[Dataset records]
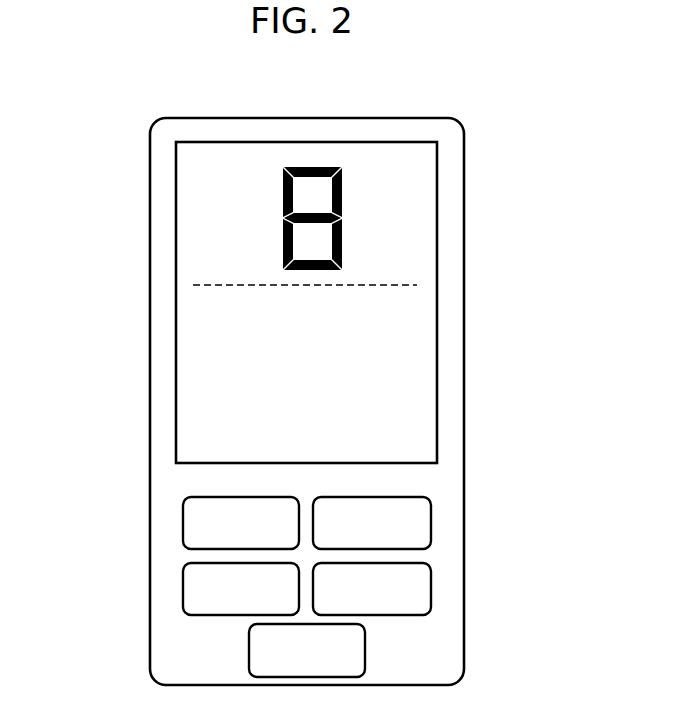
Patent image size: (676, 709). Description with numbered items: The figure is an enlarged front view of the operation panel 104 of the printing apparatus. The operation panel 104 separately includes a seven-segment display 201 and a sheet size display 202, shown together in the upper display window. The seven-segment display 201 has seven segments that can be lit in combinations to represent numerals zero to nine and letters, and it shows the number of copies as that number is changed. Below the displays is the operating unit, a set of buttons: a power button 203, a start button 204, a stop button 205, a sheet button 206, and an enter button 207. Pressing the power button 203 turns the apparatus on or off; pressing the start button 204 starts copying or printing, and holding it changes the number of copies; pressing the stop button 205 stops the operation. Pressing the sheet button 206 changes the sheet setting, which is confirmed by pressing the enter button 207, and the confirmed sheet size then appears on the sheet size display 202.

The operation panel 104 is at (361, 118).
The seven-segment display 201 is at (357, 210).
The sheet size display 202 is at (410, 369).
The power button 203 is at (365, 645).
The start button 204 is at (431, 513).
The stop button 205 is at (431, 579).
The sheet button 206 is at (183, 514).
The enter button 207 is at (183, 580).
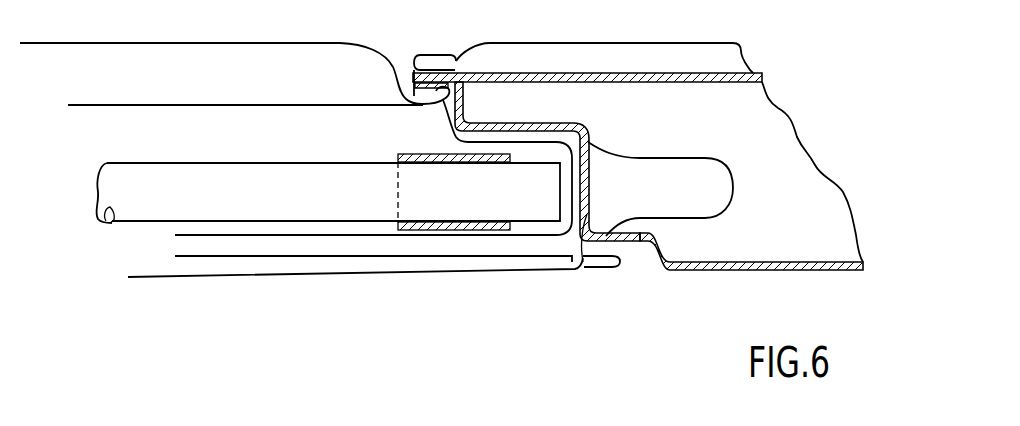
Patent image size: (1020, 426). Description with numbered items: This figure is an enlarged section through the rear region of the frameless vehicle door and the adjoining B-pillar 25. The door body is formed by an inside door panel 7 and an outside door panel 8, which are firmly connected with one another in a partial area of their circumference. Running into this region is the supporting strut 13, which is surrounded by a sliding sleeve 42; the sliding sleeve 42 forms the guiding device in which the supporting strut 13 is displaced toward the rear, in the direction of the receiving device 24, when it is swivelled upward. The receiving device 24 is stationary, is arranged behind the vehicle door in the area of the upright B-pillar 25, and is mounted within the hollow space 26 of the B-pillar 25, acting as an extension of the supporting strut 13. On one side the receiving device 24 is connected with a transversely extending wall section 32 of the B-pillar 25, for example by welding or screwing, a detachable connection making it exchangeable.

The inside door panel 7 is at (172, 104).
The outside door panel 8 is at (182, 278).
The supporting strut 13 is at (253, 175).
The sliding sleeve 42 is at (433, 230).
The hollow space 26 is at (734, 101).
The B-pillar 25 is at (651, 258).
The receiving device 24 is at (731, 219).
The wall section 32 is at (582, 266).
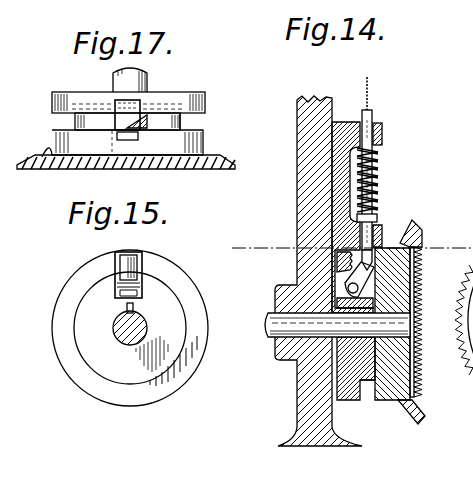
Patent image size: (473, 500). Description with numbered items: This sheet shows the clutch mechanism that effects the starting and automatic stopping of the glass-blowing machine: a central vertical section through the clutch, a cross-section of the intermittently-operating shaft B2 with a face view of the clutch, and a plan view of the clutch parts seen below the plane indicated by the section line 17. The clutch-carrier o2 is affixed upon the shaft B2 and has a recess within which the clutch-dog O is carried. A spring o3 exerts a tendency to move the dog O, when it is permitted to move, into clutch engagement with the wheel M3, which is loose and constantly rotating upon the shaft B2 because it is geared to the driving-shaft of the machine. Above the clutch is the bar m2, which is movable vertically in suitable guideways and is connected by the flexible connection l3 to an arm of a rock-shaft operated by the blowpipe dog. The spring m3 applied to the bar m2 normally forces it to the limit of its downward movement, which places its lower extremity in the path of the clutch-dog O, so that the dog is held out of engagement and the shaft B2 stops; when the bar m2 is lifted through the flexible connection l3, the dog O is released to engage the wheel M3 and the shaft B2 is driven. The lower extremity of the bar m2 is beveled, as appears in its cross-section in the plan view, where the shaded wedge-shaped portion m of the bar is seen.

What is needed ▸ Please put each line of the records above into a JSON list of strings, one string per line, skipping blank lines and leaving the pictures out.

Output of the exercise ▸
[
  "Patent image size: (676, 709). Description with numbered items: The figure is an enlarged front view of the operation panel 104 of the printing apparatus. The operation panel 104 separately includes a seven-segment display 201 and a sheet size display 202, shown together in the upper display window. The seven-segment display 201 has seven segments that can be lit in combinations to represent numerals zero to nine and letters, and it shows the number of copies as that number is changed. Below the displays is the operating unit, a set of buttons: a power button 203, a start button 204, a stop button 205, a sheet button 206, and an enter button 207. Pressing the power button 203 turns the apparatus on or off; pressing the start button 204 starts copying or printing, and holding it changes the number of copies; pressing the stop button 205 stops the operation. Pressing the sheet button 206 changes the sheet setting, which is confirmed by pressing the enter button 207, and the confirmed sheet size then appears on the sheet size display 202.",
  "The operation panel 104 is at (361, 118).",
  "The seven-segment display 201 is at (357, 210).",
  "The sheet size display 202 is at (410, 369).",
  "The power button 203 is at (365, 645).",
  "The start button 204 is at (431, 513).",
  "The stop button 205 is at (431, 579).",
  "The sheet button 206 is at (183, 514).",
  "The enter button 207 is at (183, 580).",
  "Patent image size: (1020, 426). Description with numbered items: This figure is an enlarged section through the rear region of the frameless vehicle door and the adjoining B-pillar 25. The door body is formed by an inside door panel 7 and an outside door panel 8, which are firmly connected with one another in a partial area of their circumference. Running into this region is the supporting strut 13, which is surrounded by a sliding sleeve 42; the sliding sleeve 42 forms the guiding device in which the supporting strut 13 is displaced toward the rear, in the direction of the receiving device 24, when it is swivelled upward. The receiving device 24 is stationary, is arranged behind the vehicle door in the area of the upright B-pillar 25, and is mounted within the hollow space 26 of the B-pillar 25, acting as an extension of the supporting strut 13. On one side the receiving device 24 is connected with a transversely extending wall section 32 of the B-pillar 25, for example by welding or screwing, a detachable connection making it exchangeable.",
  "The inside door panel 7 is at (172, 104).",
  "The outside door panel 8 is at (182, 278).",
  "The supporting strut 13 is at (253, 175).",
  "The sliding sleeve 42 is at (433, 230).",
  "The hollow space 26 is at (734, 101).",
  "The B-pillar 25 is at (651, 258).",
  "The receiving device 24 is at (731, 219).",
  "The wall section 32 is at (582, 266).",
  "Patent image size: (473, 500). Description with numbered items: This sheet shows the clutch mechanism that effects the starting and automatic stopping of the glass-blowing machine: a central vertical section through the clutch, a cross-section of the intermittently-operating shaft B2 with a face view of the clutch, and a plan view of the clutch parts seen below the plane indicated by the section line 17. The clutch-carrier o2 is affixed upon the shaft B2 and has a recess within which the clutch-dog O is carried. A spring o3 exerts a tendency to move the dog O, when it is permitted to move, into clutch engagement with the wheel M3, which is loose and constantly rotating upon the shaft B2 because it is geared to the driving-shaft of the machine. Above the clutch is the bar m2, which is movable vertically in suitable guideways and is connected by the flexible connection l3 to an arm of a rock-shaft operated by the blowpipe dog. The spring m3 applied to the bar m2 normally forces it to the limit of its downward movement, which places its lower extremity in the path of the clutch-dog O, so that the dog is held out of engagement and the shaft B2 stops; when the bar m2 is lifted through the flexible connection l3, the dog O is released to engage the wheel M3 and the shaft B2 is driven. The lower extremity of the bar m2 is beveled, as appears in its cross-section in the plan view, where the shaded wedge-shaped portion m of the bar is seen."
]